_Set problem_
List each line in which the string "minmax" appears.

_Lines of data_
####################

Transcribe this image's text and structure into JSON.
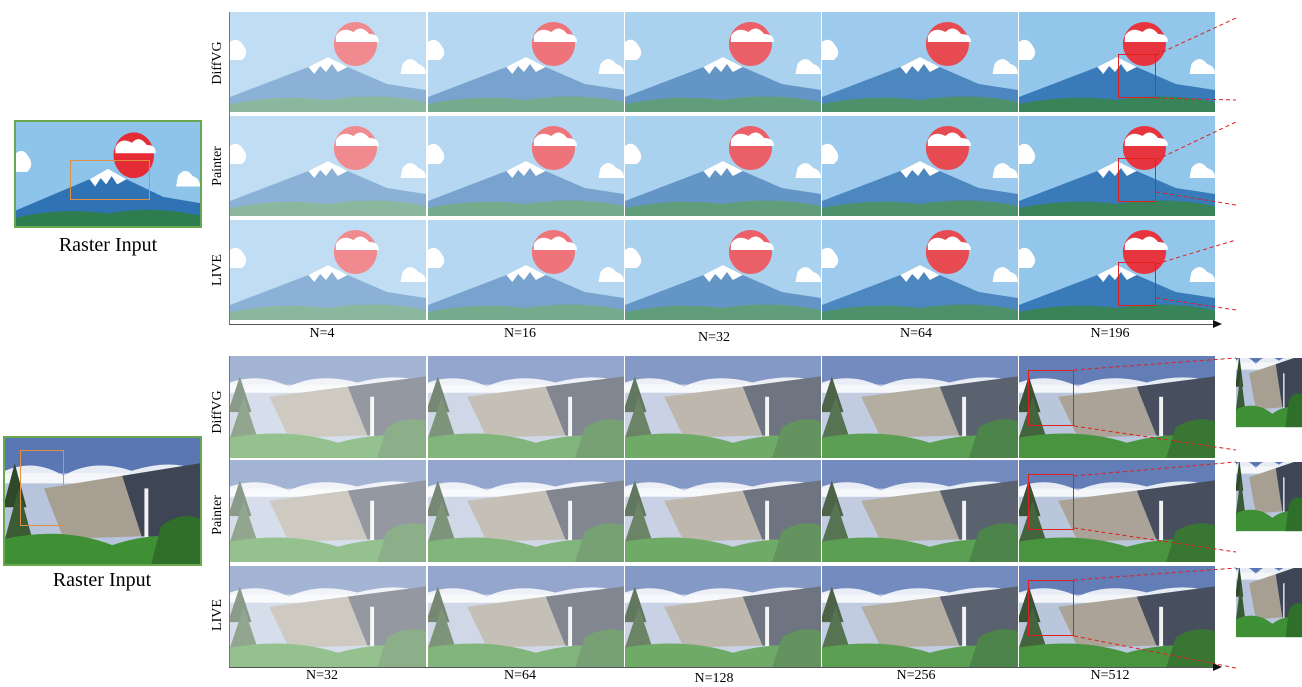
{
  "top": {
    "caption": "Raster Input",
    "rows": [
      "DiffVG",
      "Painter",
      "LIVE"
    ],
    "n_labels": [
      "N=4",
      "N=16",
      "N=32",
      "N=64",
      "N=196"
    ]
  },
  "bottom": {
    "caption": "Raster Input",
    "rows": [
      "DiffVG",
      "Painter",
      "LIVE"
    ],
    "n_labels": [
      "N=32",
      "N=64",
      "N=128",
      "N=256",
      "N=512"
    ]
  }
}
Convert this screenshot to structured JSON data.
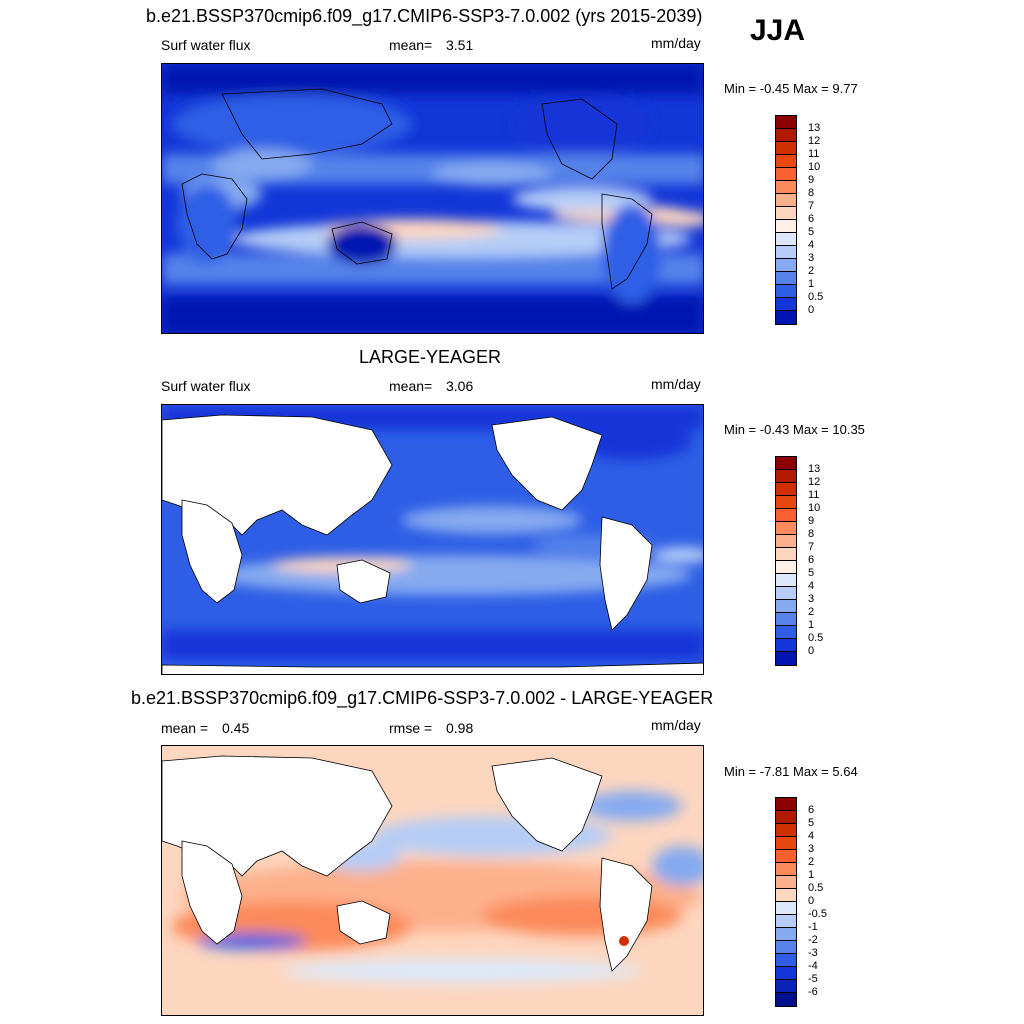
{
  "season": "JJA",
  "panels": [
    {
      "title": "b.e21.BSSP370cmip6.f09_g17.CMIP6-SSP3-7.0.002 (yrs 2015-2039)",
      "left_label": "Surf water flux",
      "mid_label": "mean=",
      "mid_value": "3.51",
      "units": "mm/day",
      "minmax": "Min =  -0.45 Max =   9.77",
      "ocean_only": false,
      "colorbar_labels": [
        "13",
        "12",
        "11",
        "10",
        "9",
        "8",
        "7",
        "6",
        "5",
        "4",
        "3",
        "2",
        "1",
        "0.5",
        "0"
      ]
    },
    {
      "title": "LARGE-YEAGER",
      "left_label": "Surf water flux",
      "mid_label": "mean=",
      "mid_value": "3.06",
      "units": "mm/day",
      "minmax": "Min =  -0.43 Max =  10.35",
      "ocean_only": true,
      "colorbar_labels": [
        "13",
        "12",
        "11",
        "10",
        "9",
        "8",
        "7",
        "6",
        "5",
        "4",
        "3",
        "2",
        "1",
        "0.5",
        "0"
      ]
    },
    {
      "title": "b.e21.BSSP370cmip6.f09_g17.CMIP6-SSP3-7.0.002 - LARGE-YEAGER",
      "left_label": "mean =",
      "left_value": "0.45",
      "mid_label": "rmse =",
      "mid_value": "0.98",
      "units": "mm/day",
      "minmax": "Min =  -7.81 Max =   5.64",
      "ocean_only": true,
      "colorbar_labels": [
        "6",
        "5",
        "4",
        "3",
        "2",
        "1",
        "0.5",
        "0",
        "-0.5",
        "-1",
        "-2",
        "-3",
        "-4",
        "-5",
        "-6"
      ]
    }
  ],
  "colors": {
    "abs_scale": [
      "#8b0000",
      "#b21a00",
      "#d03000",
      "#e84810",
      "#f86030",
      "#fc8a5a",
      "#fdb08c",
      "#fdd6bf",
      "#fdf0e6",
      "#dde9fa",
      "#b5cdf7",
      "#85aaf0",
      "#5583ea",
      "#2e5ee6",
      "#1236d8",
      "#0015b0"
    ],
    "diff_scale": [
      "#8b0000",
      "#b21a00",
      "#d03000",
      "#e84810",
      "#f86030",
      "#fc8a5a",
      "#fdb08c",
      "#fdd6bf",
      "#dde9fa",
      "#b5cdf7",
      "#85aaf0",
      "#5583ea",
      "#2e5ee6",
      "#1236d8",
      "#0a22b8",
      "#00108c"
    ],
    "land_fill": "#ffffff"
  }
}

####################

_The output_
      "minmax": "Min =  -0.45 Max =   9.77",
      "minmax": "Min =  -0.43 Max =  10.35",
      "minmax": "Min =  -7.81 Max =   5.64",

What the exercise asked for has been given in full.